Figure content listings
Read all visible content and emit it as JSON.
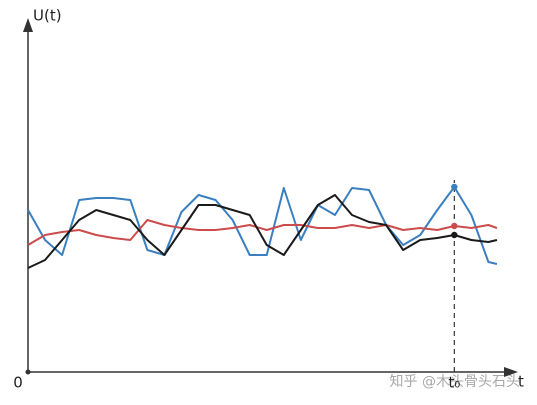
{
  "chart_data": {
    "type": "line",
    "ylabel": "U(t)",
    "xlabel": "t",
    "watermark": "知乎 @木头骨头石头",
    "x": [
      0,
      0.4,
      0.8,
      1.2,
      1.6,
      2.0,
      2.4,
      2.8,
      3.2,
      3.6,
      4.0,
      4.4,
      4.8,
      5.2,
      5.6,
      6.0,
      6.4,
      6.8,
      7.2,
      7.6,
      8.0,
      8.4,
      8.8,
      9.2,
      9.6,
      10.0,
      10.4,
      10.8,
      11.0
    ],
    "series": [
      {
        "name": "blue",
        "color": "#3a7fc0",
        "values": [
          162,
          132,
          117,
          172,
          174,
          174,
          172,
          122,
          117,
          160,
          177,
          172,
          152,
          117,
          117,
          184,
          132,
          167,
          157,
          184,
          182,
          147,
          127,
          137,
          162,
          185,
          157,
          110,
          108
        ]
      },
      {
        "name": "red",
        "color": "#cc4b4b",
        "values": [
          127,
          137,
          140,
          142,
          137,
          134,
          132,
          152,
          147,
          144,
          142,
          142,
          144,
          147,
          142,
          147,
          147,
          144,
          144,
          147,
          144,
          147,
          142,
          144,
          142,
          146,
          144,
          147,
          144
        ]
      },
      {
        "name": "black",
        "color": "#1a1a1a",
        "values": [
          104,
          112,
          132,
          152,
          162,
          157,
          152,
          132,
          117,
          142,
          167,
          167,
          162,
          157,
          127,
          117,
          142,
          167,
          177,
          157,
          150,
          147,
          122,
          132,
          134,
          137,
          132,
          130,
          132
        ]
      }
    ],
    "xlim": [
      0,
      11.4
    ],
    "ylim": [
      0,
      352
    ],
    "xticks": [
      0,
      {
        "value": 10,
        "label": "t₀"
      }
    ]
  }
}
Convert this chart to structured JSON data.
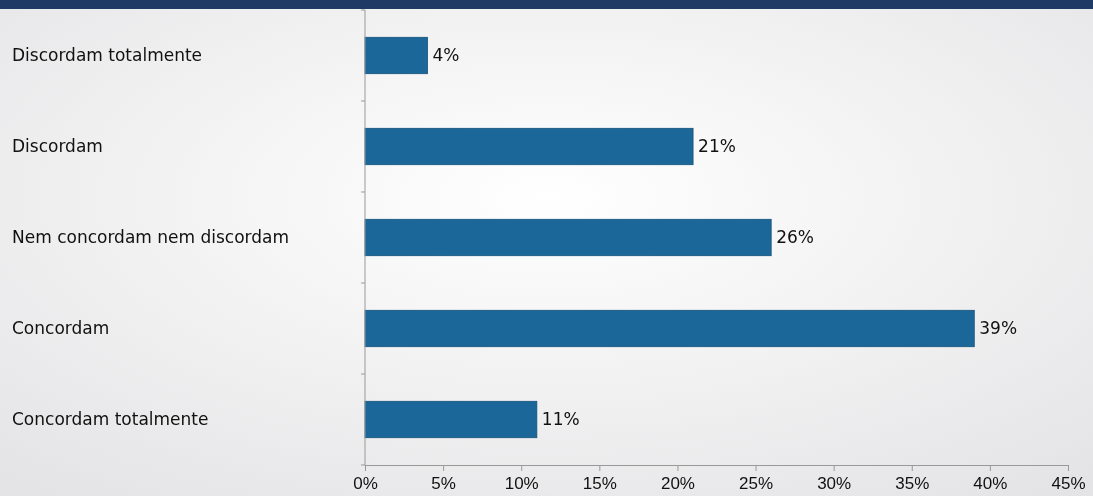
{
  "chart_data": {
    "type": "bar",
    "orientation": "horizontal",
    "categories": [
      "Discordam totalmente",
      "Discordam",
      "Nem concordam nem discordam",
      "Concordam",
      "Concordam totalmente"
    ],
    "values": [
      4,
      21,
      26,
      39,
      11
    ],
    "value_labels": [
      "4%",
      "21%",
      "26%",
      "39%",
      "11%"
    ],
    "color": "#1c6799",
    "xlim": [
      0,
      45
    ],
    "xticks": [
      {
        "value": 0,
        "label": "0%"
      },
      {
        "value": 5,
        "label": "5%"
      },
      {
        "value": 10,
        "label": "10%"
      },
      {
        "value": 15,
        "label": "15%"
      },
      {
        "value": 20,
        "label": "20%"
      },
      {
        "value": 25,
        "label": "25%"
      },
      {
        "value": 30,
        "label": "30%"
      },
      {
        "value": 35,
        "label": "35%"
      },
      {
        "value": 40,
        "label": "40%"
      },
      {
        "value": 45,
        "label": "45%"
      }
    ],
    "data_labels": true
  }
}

* [Aim]: Copy each line exactly, and leave the pictures out of your copy.

* [Result of the exercise]:
Read all visible content and emit it as JSON.
{
  "chart_data": {
    "type": "line",
    "ylabel": "U(t)",
    "xlabel": "t",
    "watermark": "知乎 @木头骨头石头",
    "x": [
      0,
      0.4,
      0.8,
      1.2,
      1.6,
      2.0,
      2.4,
      2.8,
      3.2,
      3.6,
      4.0,
      4.4,
      4.8,
      5.2,
      5.6,
      6.0,
      6.4,
      6.8,
      7.2,
      7.6,
      8.0,
      8.4,
      8.8,
      9.2,
      9.6,
      10.0,
      10.4,
      10.8,
      11.0
    ],
    "series": [
      {
        "name": "blue",
        "color": "#3a7fc0",
        "values": [
          162,
          132,
          117,
          172,
          174,
          174,
          172,
          122,
          117,
          160,
          177,
          172,
          152,
          117,
          117,
          184,
          132,
          167,
          157,
          184,
          182,
          147,
          127,
          137,
          162,
          185,
          157,
          110,
          108
        ]
      },
      {
        "name": "red",
        "color": "#cc4b4b",
        "values": [
          127,
          137,
          140,
          142,
          137,
          134,
          132,
          152,
          147,
          144,
          142,
          142,
          144,
          147,
          142,
          147,
          147,
          144,
          144,
          147,
          144,
          147,
          142,
          144,
          142,
          146,
          144,
          147,
          144
        ]
      },
      {
        "name": "black",
        "color": "#1a1a1a",
        "values": [
          104,
          112,
          132,
          152,
          162,
          157,
          152,
          132,
          117,
          142,
          167,
          167,
          162,
          157,
          127,
          117,
          142,
          167,
          177,
          157,
          150,
          147,
          122,
          132,
          134,
          137,
          132,
          130,
          132
        ]
      }
    ],
    "xlim": [
      0,
      11.4
    ],
    "ylim": [
      0,
      352
    ],
    "xticks": [
      0,
      {
        "value": 10,
        "label": "t₀"
      }
    ]
  }
}
Convert this chart to structured JSON data.
{
  "chart_data": {
    "type": "bar",
    "orientation": "horizontal",
    "categories": [
      "Discordam totalmente",
      "Discordam",
      "Nem concordam nem discordam",
      "Concordam",
      "Concordam totalmente"
    ],
    "values": [
      4,
      21,
      26,
      39,
      11
    ],
    "value_labels": [
      "4%",
      "21%",
      "26%",
      "39%",
      "11%"
    ],
    "color": "#1c6799",
    "xlim": [
      0,
      45
    ],
    "xticks": [
      {
        "value": 0,
        "label": "0%"
      },
      {
        "value": 5,
        "label": "5%"
      },
      {
        "value": 10,
        "label": "10%"
      },
      {
        "value": 15,
        "label": "15%"
      },
      {
        "value": 20,
        "label": "20%"
      },
      {
        "value": 25,
        "label": "25%"
      },
      {
        "value": 30,
        "label": "30%"
      },
      {
        "value": 35,
        "label": "35%"
      },
      {
        "value": 40,
        "label": "40%"
      },
      {
        "value": 45,
        "label": "45%"
      }
    ],
    "data_labels": true
  }
}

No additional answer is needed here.